— Start of Dataset entries —
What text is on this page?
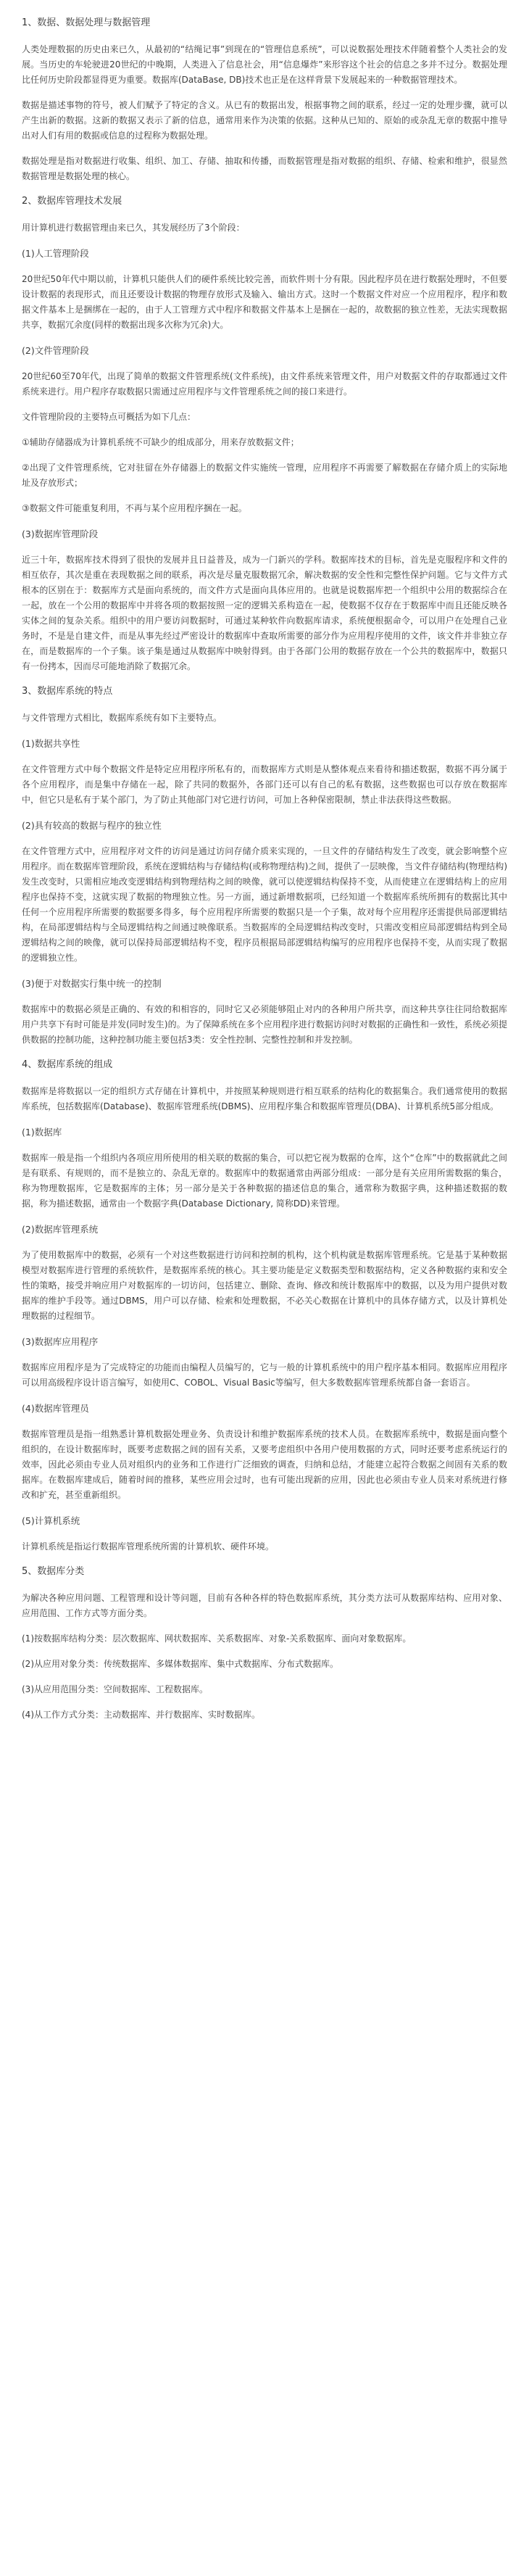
1、数据、数据处理与数据管理

人类处理数据的历史由来已久，从最初的“结绳记事”到现在的“管理信息系统”，可以说数据处理技术伴随着整个人类社会的发展。当历史的车轮驶进20世纪的中晚期，人类进入了信息社会，用“信息爆炸”来形容这个社会的信息之多并不过分。数据处理比任何历史阶段都显得更为重要。数据库(DataBase, DB)技术也正是在这样背景下发展起来的一种数据管理技术。

数据是描述事物的符号，被人们赋予了特定的含义。从已有的数据出发，根据事物之间的联系，经过一定的处理步骤，就可以产生出新的数据。这新的数据又表示了新的信息，通常用来作为决策的依据。这种从已知的、原始的或杂乱无章的数据中推导出对人们有用的数据或信息的过程称为数据处理。

数据处理是指对数据进行收集、组织、加工、存储、抽取和传播，而数据管理是指对数据的组织、存储、检索和维护，很显然数据管理是数据处理的核心。

2、数据库管理技术发展

用计算机进行数据管理由来已久，其发展经历了3个阶段：

(1)人工管理阶段

20世纪50年代中期以前，计算机只能供人们的硬件系统比较完善，而软件则十分有限。因此程序员在进行数据处理时，不但要设计数据的表现形式，而且还要设计数据的物理存放形式及输入、输出方式。这时一个数据文件对应一个应用程序，程序和数据文件基本上是捆绑在一起的，由于人工管理方式中程序和数据文件基本上是捆在一起的，故数据的独立性差，无法实现数据共享，数据冗余度(同样的数据出现多次称为冗余)大。

(2)文件管理阶段

20世纪60至70年代，出现了简单的数据文件管理系统(文件系统)，由文件系统来管理文件，用户对数据文件的存取都通过文件系统来进行。用户程序存取数据只需通过应用程序与文件管理系统之间的接口来进行。

文件管理阶段的主要特点可概括为如下几点：

①辅助存储器成为计算机系统不可缺少的组成部分，用来存放数据文件；

②出现了文件管理系统，它对驻留在外存储器上的数据文件实施统一管理，应用程序不再需要了解数据在存储介质上的实际地址及存放形式；

③数据文件可能重复利用，不再与某个应用程序捆在一起。

(3)数据库管理阶段

近三十年，数据库技术得到了很快的发展并且日益普及，成为一门新兴的学科。数据库技术的目标，首先是克服程序和文件的相互依存，其次是重在表现数据之间的联系，再次是尽量克服数据冗余，解决数据的安全性和完整性保护问题。它与文件方式根本的区别在于：数据库方式是面向系统的，而文件方式是面向具体应用的。也就是说数据库把一个组织中公用的数据综合在一起，放在一个公用的数据库中并将各项的数据按照一定的逻辑关系构造在一起，使数据不仅存在于数据库中而且还能反映各实体之间的复杂关系。组织中的用户要访问数据时，可通过某种软件向数据库请求，系统便根据命令，可以用户在处理自己业务时，不是是自建文件，而是从事先经过严密设计的数据库中查取所需要的部分作为应用程序使用的文件，该文件并非独立存在，而是数据库的一个子集。该子集是通过从数据库中映射得到。由于各部门公用的数据存放在一个公共的数据库中，数据只有一份拷本，因而尽可能地消除了数据冗余。

3、数据库系统的特点

与文件管理方式相比，数据库系统有如下主要特点。

(1)数据共享性

在文件管理方式中每个数据文件是特定应用程序所私有的，而数据库方式则是从整体观点来看待和描述数据，数据不再分属于各个应用程序，而是集中存储在一起，除了共同的数据外，各部门还可以有自己的私有数据，这些数据也可以存放在数据库中，但它只是私有于某个部门，为了防止其他部门对它进行访问，可加上各种保密限制，禁止非法获得这些数据。

(2)具有较高的数据与程序的独立性

在文件管理方式中，应用程序对文件的访问是通过访问存储介质来实现的，一旦文件的存储结构发生了改变，就会影响整个应用程序。而在数据库管理阶段，系统在逻辑结构与存储结构(或称物理结构)之间，提供了一层映像，当文件存储结构(物理结构)发生改变时，只需相应地改变逻辑结构到物理结构之间的映像，就可以使逻辑结构保持不变，从而使建立在逻辑结构上的应用程序也保持不变，这就实现了数据的物理独立性。另一方面，通过新增数据项，已经知道一个数据库系统所拥有的数据比其中任何一个应用程序所需要的数据要多得多，每个应用程序所需要的数据只是一个子集，故对每个应用程序还需提供局部逻辑结构，在局部逻辑结构与全局逻辑结构之间通过映像联系。当数据库的全局逻辑结构改变时，只需改变相应局部逻辑结构到全局逻辑结构之间的映像，就可以保持局部逻辑结构不变，程序员根据局部逻辑结构编写的应用程序也保持不变，从而实现了数据的逻辑独立性。

(3)便于对数据实行集中统一的控制

数据库中的数据必须是正确的、有效的和相容的，同时它又必须能够阻止对内的各种用户所共享，而这种共享往往同给数据库用户共享下有时可能是并发(同时发生)的。为了保障系统在多个应用程序进行数据访问时对数据的正确性和一致性，系统必须提供数据的控制功能，这种控制功能主要包括3类：安全性控制、完整性控制和并发控制。

4、数据库系统的组成

数据库是将数据以一定的组织方式存储在计算机中，并按照某种规则进行相互联系的结构化的数据集合。我们通常使用的数据库系统，包括数据库(Database)、数据库管理系统(DBMS)、应用程序集合和数据库管理员(DBA)、计算机系统5部分组成。

(1)数据库

数据库一般是指一个组织内各项应用所使用的相关联的数据的集合，可以把它视为数据的仓库，这个“仓库”中的数据就此之间是有联系、有规则的，而不是独立的、杂乱无章的。数据库中的数据通常由两部分组成：一部分是有关应用所需数据的集合，称为物理数据库，它是数据库的主体；另一部分是关于各种数据的描述信息的集合，通常称为数据字典，这种描述数据的数据，称为描述数据，通常由一个数据字典(Database Dictionary, 简称DD)来管理。

(2)数据库管理系统

为了使用数据库中的数据，必须有一个对这些数据进行访问和控制的机构，这个机构就是数据库管理系统。它是基于某种数据模型对数据库进行管理的系统软件，是数据库系统的核心。其主要功能是定义数据类型和数据结构，定义各种数据约束和安全性的策略，接受并响应用户对数据库的一切访问，包括建立、删除、查询、修改和统计数据库中的数据，以及为用户提供对数据库的维护手段等。通过DBMS，用户可以存储、检索和处理数据，不必关心数据在计算机中的具体存储方式，以及计算机处理数据的过程细节。

(3)数据库应用程序

数据库应用程序是为了完成特定的功能而由编程人员编写的，它与一般的计算机系统中的用户程序基本相同。数据库应用程序可以用高级程序设计语言编写，如使用C、COBOL、Visual Basic等编写，但大多数数据库管理系统都自备一套语言。

(4)数据库管理员

数据库管理员是指一组熟悉计算机数据处理业务、负责设计和维护数据库系统的技术人员。在数据库系统中，数据是面向整个组织的，在设计数据库时，既要考虑数据之间的固有关系，又要考虑组织中各用户使用数据的方式，同时还要考虑系统运行的效率，因此必须由专业人员对组织内的业务和工作进行广泛细致的调查，归纳和总结，才能建立起符合数据之间固有关系的数据库。在数据库建成后，随着时间的推移，某些应用会过时，也有可能出现新的应用，因此也必须由专业人员来对系统进行修改和扩充，甚至重新组织。

(5)计算机系统

计算机系统是指运行数据库管理系统所需的计算机软、硬件环境。

5、数据库分类

为解决各种应用问题、工程管理和设计等问题，目前有各种各样的特色数据库系统，其分类方法可从数据库结构、应用对象、应用范围、工作方式等方面分类。

(1)按数据库结构分类：层次数据库、网状数据库、关系数据库、对象-关系数据库、面向对象数据库。

(2)从应用对象分类：传统数据库、多媒体数据库、集中式数据库、分布式数据库。

(3)从应用范围分类：空间数据库、工程数据库。

(4)从工作方式分类：主动数据库、并行数据库、实时数据库。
— End of Dataset entries —
§ What this task involves:
Copy out all of the material exactly as written, without its pictures.

§ Response to the exercise:
What text is on this page?
1、数据、数据处理与数据管理

人类处理数据的历史由来已久，从最初的“结绳记事”到现在的“管理信息系统”，可以说数据处理技术伴随着整个人类社会的发展。当历史的车轮驶进20世纪的中晚期，人类进入了信息社会，用“信息爆炸”来形容这个社会的信息之多并不过分。数据处理比任何历史阶段都显得更为重要。数据库(DataBase, DB)技术也正是在这样背景下发展起来的一种数据管理技术。

数据是描述事物的符号，被人们赋予了特定的含义。从已有的数据出发，根据事物之间的联系，经过一定的处理步骤，就可以产生出新的数据。这新的数据又表示了新的信息，通常用来作为决策的依据。这种从已知的、原始的或杂乱无章的数据中推导出对人们有用的数据或信息的过程称为数据处理。

数据处理是指对数据进行收集、组织、加工、存储、抽取和传播，而数据管理是指对数据的组织、存储、检索和维护，很显然数据管理是数据处理的核心。

2、数据库管理技术发展

用计算机进行数据管理由来已久，其发展经历了3个阶段：

(1)人工管理阶段

20世纪50年代中期以前，计算机只能供人们的硬件系统比较完善，而软件则十分有限。因此程序员在进行数据处理时，不但要设计数据的表现形式，而且还要设计数据的物理存放形式及输入、输出方式。这时一个数据文件对应一个应用程序，程序和数据文件基本上是捆绑在一起的，由于人工管理方式中程序和数据文件基本上是捆在一起的，故数据的独立性差，无法实现数据共享，数据冗余度(同样的数据出现多次称为冗余)大。

(2)文件管理阶段

20世纪60至70年代，出现了简单的数据文件管理系统(文件系统)，由文件系统来管理文件，用户对数据文件的存取都通过文件系统来进行。用户程序存取数据只需通过应用程序与文件管理系统之间的接口来进行。

文件管理阶段的主要特点可概括为如下几点：

①辅助存储器成为计算机系统不可缺少的组成部分，用来存放数据文件；

②出现了文件管理系统，它对驻留在外存储器上的数据文件实施统一管理，应用程序不再需要了解数据在存储介质上的实际地址及存放形式；

③数据文件可能重复利用，不再与某个应用程序捆在一起。

(3)数据库管理阶段

近三十年，数据库技术得到了很快的发展并且日益普及，成为一门新兴的学科。数据库技术的目标，首先是克服程序和文件的相互依存，其次是重在表现数据之间的联系，再次是尽量克服数据冗余，解决数据的安全性和完整性保护问题。它与文件方式根本的区别在于：数据库方式是面向系统的，而文件方式是面向具体应用的。也就是说数据库把一个组织中公用的数据综合在一起，放在一个公用的数据库中并将各项的数据按照一定的逻辑关系构造在一起，使数据不仅存在于数据库中而且还能反映各实体之间的复杂关系。组织中的用户要访问数据时，可通过某种软件向数据库请求，系统便根据命令，可以用户在处理自己业务时，不是是自建文件，而是从事先经过严密设计的数据库中查取所需要的部分作为应用程序使用的文件，该文件并非独立存在，而是数据库的一个子集。该子集是通过从数据库中映射得到。由于各部门公用的数据存放在一个公共的数据库中，数据只有一份拷本，因而尽可能地消除了数据冗余。

3、数据库系统的特点

与文件管理方式相比，数据库系统有如下主要特点。

(1)数据共享性

在文件管理方式中每个数据文件是特定应用程序所私有的，而数据库方式则是从整体观点来看待和描述数据，数据不再分属于各个应用程序，而是集中存储在一起，除了共同的数据外，各部门还可以有自己的私有数据，这些数据也可以存放在数据库中，但它只是私有于某个部门，为了防止其他部门对它进行访问，可加上各种保密限制，禁止非法获得这些数据。

(2)具有较高的数据与程序的独立性

在文件管理方式中，应用程序对文件的访问是通过访问存储介质来实现的，一旦文件的存储结构发生了改变，就会影响整个应用程序。而在数据库管理阶段，系统在逻辑结构与存储结构(或称物理结构)之间，提供了一层映像，当文件存储结构(物理结构)发生改变时，只需相应地改变逻辑结构到物理结构之间的映像，就可以使逻辑结构保持不变，从而使建立在逻辑结构上的应用程序也保持不变，这就实现了数据的物理独立性。另一方面，通过新增数据项，已经知道一个数据库系统所拥有的数据比其中任何一个应用程序所需要的数据要多得多，每个应用程序所需要的数据只是一个子集，故对每个应用程序还需提供局部逻辑结构，在局部逻辑结构与全局逻辑结构之间通过映像联系。当数据库的全局逻辑结构改变时，只需改变相应局部逻辑结构到全局逻辑结构之间的映像，就可以保持局部逻辑结构不变，程序员根据局部逻辑结构编写的应用程序也保持不变，从而实现了数据的逻辑独立性。

(3)便于对数据实行集中统一的控制

数据库中的数据必须是正确的、有效的和相容的，同时它又必须能够阻止对内的各种用户所共享，而这种共享往往同给数据库用户共享下有时可能是并发(同时发生)的。为了保障系统在多个应用程序进行数据访问时对数据的正确性和一致性，系统必须提供数据的控制功能，这种控制功能主要包括3类：安全性控制、完整性控制和并发控制。

4、数据库系统的组成

数据库是将数据以一定的组织方式存储在计算机中，并按照某种规则进行相互联系的结构化的数据集合。我们通常使用的数据库系统，包括数据库(Database)、数据库管理系统(DBMS)、应用程序集合和数据库管理员(DBA)、计算机系统5部分组成。

(1)数据库

数据库一般是指一个组织内各项应用所使用的相关联的数据的集合，可以把它视为数据的仓库，这个“仓库”中的数据就此之间是有联系、有规则的，而不是独立的、杂乱无章的。数据库中的数据通常由两部分组成：一部分是有关应用所需数据的集合，称为物理数据库，它是数据库的主体；另一部分是关于各种数据的描述信息的集合，通常称为数据字典，这种描述数据的数据，称为描述数据，通常由一个数据字典(Database Dictionary, 简称DD)来管理。

(2)数据库管理系统

为了使用数据库中的数据，必须有一个对这些数据进行访问和控制的机构，这个机构就是数据库管理系统。它是基于某种数据模型对数据库进行管理的系统软件，是数据库系统的核心。其主要功能是定义数据类型和数据结构，定义各种数据约束和安全性的策略，接受并响应用户对数据库的一切访问，包括建立、删除、查询、修改和统计数据库中的数据，以及为用户提供对数据库的维护手段等。通过DBMS，用户可以存储、检索和处理数据，不必关心数据在计算机中的具体存储方式，以及计算机处理数据的过程细节。

(3)数据库应用程序

数据库应用程序是为了完成特定的功能而由编程人员编写的，它与一般的计算机系统中的用户程序基本相同。数据库应用程序可以用高级程序设计语言编写，如使用C、COBOL、Visual Basic等编写，但大多数数据库管理系统都自备一套语言。

(4)数据库管理员

数据库管理员是指一组熟悉计算机数据处理业务、负责设计和维护数据库系统的技术人员。在数据库系统中，数据是面向整个组织的，在设计数据库时，既要考虑数据之间的固有关系，又要考虑组织中各用户使用数据的方式，同时还要考虑系统运行的效率，因此必须由专业人员对组织内的业务和工作进行广泛细致的调查，归纳和总结，才能建立起符合数据之间固有关系的数据库。在数据库建成后，随着时间的推移，某些应用会过时，也有可能出现新的应用，因此也必须由专业人员来对系统进行修改和扩充，甚至重新组织。

(5)计算机系统

计算机系统是指运行数据库管理系统所需的计算机软、硬件环境。

5、数据库分类

为解决各种应用问题、工程管理和设计等问题，目前有各种各样的特色数据库系统，其分类方法可从数据库结构、应用对象、应用范围、工作方式等方面分类。

(1)按数据库结构分类：层次数据库、网状数据库、关系数据库、对象-关系数据库、面向对象数据库。

(2)从应用对象分类：传统数据库、多媒体数据库、集中式数据库、分布式数据库。

(3)从应用范围分类：空间数据库、工程数据库。

(4)从工作方式分类：主动数据库、并行数据库、实时数据库。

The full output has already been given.